Yes, but this is not a problem if you are careful. Specifically, your
packages should at least contain

pragma Assertion_Policy (Pre => Check,
Pre'Class => Check,
Static_Predicate => Check,
Dynamic_Predicate => Check);

(That is, all of the "inbound" assertion checks.)

Then, the only way for someone to ignore these checks is to edit the source
code of your library. If they do that, they've clearly "violated the
warranty", and you have no obligation to make the body do anything useful if
they do that.
[Aside: note that assertions are "ignored", not "suppressed". The difference
is that suppressed checks can still be made; it is only a permission to the
compiler, not a requirement; ignored checks cannot be made.]

This was a major topic of the Texas ARG meeting (the last one mainly about
Ada 2012), and the above is the solution that we came up with. Note that
there was a *lot* of discussion and opinion on this topic. Some people felt
that any time someone ignores checks, that the program is erroneous and
there ought to be no expectation that it works (if the checks would fail).
┄┄┄┄┄┄┄┄┄┄
*Given request a:* Which assertion checks does the pragma in the note on Ada assertion checks set to Check? List them all.
┄┄┄┄┄┄┄┄┄┄
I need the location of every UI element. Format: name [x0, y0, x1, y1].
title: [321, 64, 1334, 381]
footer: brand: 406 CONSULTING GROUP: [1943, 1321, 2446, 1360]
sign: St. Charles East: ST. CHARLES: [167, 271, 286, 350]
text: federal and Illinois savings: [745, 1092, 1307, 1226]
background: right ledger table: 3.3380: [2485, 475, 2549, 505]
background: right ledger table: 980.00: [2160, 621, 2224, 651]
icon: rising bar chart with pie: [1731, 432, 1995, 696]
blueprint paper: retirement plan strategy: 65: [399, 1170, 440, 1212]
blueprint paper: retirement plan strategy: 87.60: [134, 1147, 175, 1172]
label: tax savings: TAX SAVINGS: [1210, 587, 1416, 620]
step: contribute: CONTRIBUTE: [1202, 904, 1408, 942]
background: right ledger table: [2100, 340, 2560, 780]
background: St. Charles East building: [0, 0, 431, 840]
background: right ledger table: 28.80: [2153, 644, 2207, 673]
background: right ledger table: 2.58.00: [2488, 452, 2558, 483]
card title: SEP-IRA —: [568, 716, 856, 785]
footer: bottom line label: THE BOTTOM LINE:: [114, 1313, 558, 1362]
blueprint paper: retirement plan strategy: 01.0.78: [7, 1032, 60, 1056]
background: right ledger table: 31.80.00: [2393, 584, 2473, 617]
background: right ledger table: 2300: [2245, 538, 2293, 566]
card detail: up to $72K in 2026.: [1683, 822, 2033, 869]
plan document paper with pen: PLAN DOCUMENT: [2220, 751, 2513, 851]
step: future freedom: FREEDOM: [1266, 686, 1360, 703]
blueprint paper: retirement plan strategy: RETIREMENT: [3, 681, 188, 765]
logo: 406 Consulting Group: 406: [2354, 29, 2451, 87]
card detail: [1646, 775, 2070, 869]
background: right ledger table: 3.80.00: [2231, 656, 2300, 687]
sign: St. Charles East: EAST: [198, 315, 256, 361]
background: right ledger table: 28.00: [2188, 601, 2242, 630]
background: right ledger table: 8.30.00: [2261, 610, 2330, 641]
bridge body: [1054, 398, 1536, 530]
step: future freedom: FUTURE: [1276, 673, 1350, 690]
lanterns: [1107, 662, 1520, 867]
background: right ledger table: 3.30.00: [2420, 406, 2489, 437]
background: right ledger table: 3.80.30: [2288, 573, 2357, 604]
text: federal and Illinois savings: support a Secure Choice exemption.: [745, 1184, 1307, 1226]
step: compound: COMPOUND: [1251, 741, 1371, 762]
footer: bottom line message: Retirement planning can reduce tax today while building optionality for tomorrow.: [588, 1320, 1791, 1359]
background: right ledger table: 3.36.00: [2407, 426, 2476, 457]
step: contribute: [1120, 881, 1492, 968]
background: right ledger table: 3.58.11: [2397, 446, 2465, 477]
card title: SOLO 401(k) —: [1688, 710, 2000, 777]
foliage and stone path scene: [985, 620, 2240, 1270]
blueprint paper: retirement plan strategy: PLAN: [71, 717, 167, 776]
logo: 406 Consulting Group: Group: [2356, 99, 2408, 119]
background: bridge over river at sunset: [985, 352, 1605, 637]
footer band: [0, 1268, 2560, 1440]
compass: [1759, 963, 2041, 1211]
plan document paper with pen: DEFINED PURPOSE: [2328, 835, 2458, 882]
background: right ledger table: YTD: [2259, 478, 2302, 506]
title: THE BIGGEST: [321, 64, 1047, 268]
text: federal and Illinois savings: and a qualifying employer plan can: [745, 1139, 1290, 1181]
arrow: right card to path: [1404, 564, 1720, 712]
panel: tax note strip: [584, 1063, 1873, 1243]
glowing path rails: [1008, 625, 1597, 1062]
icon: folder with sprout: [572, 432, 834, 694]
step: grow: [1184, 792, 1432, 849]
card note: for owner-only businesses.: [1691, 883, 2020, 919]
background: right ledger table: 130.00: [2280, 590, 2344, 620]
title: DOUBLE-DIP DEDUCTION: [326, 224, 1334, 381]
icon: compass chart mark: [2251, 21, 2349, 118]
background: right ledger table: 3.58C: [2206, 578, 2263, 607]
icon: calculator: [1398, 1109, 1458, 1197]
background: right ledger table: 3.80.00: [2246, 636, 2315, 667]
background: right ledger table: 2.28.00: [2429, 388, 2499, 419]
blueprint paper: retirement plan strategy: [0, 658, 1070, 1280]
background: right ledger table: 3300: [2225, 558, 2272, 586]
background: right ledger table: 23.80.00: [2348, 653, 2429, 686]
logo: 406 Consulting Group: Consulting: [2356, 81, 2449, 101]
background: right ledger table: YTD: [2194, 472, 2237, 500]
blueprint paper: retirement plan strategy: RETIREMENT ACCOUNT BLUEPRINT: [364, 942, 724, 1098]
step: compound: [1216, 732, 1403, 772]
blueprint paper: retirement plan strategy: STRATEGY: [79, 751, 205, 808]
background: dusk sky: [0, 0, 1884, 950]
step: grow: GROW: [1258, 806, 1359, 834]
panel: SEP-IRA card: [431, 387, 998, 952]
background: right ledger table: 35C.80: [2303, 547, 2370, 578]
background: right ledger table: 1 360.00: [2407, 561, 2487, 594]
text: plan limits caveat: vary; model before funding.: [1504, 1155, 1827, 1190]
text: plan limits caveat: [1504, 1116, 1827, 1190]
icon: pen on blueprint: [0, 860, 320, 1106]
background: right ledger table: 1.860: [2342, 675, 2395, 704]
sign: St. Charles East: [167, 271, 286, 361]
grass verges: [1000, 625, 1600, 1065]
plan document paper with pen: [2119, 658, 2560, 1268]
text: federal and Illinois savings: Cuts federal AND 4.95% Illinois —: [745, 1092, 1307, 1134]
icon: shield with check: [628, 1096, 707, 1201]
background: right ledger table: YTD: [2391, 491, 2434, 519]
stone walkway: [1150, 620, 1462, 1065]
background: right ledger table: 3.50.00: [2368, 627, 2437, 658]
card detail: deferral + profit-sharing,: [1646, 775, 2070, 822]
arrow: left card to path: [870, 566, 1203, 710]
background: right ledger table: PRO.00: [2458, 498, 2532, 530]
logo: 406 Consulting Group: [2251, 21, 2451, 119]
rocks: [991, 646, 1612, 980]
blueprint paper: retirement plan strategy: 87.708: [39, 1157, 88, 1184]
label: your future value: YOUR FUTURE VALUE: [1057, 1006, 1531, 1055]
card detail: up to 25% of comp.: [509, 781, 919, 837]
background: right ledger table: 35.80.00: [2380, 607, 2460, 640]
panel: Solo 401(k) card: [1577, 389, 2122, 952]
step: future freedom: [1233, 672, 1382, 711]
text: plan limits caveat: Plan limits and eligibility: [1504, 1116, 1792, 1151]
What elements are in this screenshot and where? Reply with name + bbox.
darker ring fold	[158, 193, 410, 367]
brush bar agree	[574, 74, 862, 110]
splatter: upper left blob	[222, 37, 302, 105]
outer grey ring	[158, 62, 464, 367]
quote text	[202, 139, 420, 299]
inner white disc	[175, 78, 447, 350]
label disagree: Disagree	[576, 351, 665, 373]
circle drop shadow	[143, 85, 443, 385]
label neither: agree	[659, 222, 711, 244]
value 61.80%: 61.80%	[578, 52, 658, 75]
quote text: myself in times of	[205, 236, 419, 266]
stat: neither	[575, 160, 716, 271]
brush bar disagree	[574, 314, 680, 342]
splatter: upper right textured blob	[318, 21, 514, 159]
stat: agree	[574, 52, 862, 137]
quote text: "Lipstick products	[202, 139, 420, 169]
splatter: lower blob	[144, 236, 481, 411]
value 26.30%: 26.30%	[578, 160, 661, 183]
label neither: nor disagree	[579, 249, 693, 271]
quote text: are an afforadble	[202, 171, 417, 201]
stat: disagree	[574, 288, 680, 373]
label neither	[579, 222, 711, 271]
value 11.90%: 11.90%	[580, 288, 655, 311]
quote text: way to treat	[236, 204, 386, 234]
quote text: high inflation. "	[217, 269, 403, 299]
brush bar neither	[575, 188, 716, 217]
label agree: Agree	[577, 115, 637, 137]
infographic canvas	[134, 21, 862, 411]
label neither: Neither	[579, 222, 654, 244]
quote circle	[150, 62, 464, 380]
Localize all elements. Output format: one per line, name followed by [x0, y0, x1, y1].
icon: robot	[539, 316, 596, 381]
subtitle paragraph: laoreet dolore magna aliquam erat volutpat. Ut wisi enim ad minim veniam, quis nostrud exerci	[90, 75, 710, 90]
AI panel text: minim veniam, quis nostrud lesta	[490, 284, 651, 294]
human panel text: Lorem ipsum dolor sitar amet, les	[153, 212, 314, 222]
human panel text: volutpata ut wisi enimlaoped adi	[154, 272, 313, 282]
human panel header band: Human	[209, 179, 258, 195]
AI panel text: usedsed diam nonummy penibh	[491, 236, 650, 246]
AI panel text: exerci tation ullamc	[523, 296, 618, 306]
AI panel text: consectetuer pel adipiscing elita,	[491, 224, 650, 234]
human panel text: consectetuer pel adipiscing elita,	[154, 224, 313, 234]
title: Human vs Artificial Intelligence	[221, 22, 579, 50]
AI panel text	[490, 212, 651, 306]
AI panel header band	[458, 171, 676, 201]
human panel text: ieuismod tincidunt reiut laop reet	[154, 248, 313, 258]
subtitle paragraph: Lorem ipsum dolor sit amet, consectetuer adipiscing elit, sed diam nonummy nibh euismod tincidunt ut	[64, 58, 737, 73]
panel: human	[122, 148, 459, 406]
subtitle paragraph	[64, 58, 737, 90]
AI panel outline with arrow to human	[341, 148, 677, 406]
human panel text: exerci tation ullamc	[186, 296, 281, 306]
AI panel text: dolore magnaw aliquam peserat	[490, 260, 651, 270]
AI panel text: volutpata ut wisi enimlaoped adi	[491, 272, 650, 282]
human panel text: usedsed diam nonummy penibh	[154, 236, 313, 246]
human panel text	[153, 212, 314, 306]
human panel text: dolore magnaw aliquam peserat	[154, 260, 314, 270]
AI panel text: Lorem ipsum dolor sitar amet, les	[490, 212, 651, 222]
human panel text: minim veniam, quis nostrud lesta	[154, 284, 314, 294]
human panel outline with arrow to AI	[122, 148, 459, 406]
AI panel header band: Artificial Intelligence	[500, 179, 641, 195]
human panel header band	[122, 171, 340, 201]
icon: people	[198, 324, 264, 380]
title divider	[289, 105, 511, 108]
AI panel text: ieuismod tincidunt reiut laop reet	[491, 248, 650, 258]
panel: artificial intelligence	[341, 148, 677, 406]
┄┄┄┄┄┄┄┄┄┄
*Given request b:* Copy out the records word for word, everything from their start down to the line containing "background: St. Charles", including both ends.

*Exercise output a:*
Pre
Pre'Class
Static_Predicate
Dynamic_Predicate

*Exercise output b:*
I need the location of every UI element. Format: name [x0, y0, x1, y1].
title: [321, 64, 1334, 381]
footer: brand: 406 CONSULTING GROUP: [1943, 1321, 2446, 1360]
sign: St. Charles East: ST. CHARLES: [167, 271, 286, 350]
text: federal and Illinois savings: [745, 1092, 1307, 1226]
background: right ledger table: 3.3380: [2485, 475, 2549, 505]
background: right ledger table: 980.00: [2160, 621, 2224, 651]
icon: rising bar chart with pie: [1731, 432, 1995, 696]
blueprint paper: retirement plan strategy: 65: [399, 1170, 440, 1212]
blueprint paper: retirement plan strategy: 87.60: [134, 1147, 175, 1172]
label: tax savings: TAX SAVINGS: [1210, 587, 1416, 620]
step: contribute: CONTRIBUTE: [1202, 904, 1408, 942]
background: right ledger table: [2100, 340, 2560, 780]
background: St. Charles East building: [0, 0, 431, 840]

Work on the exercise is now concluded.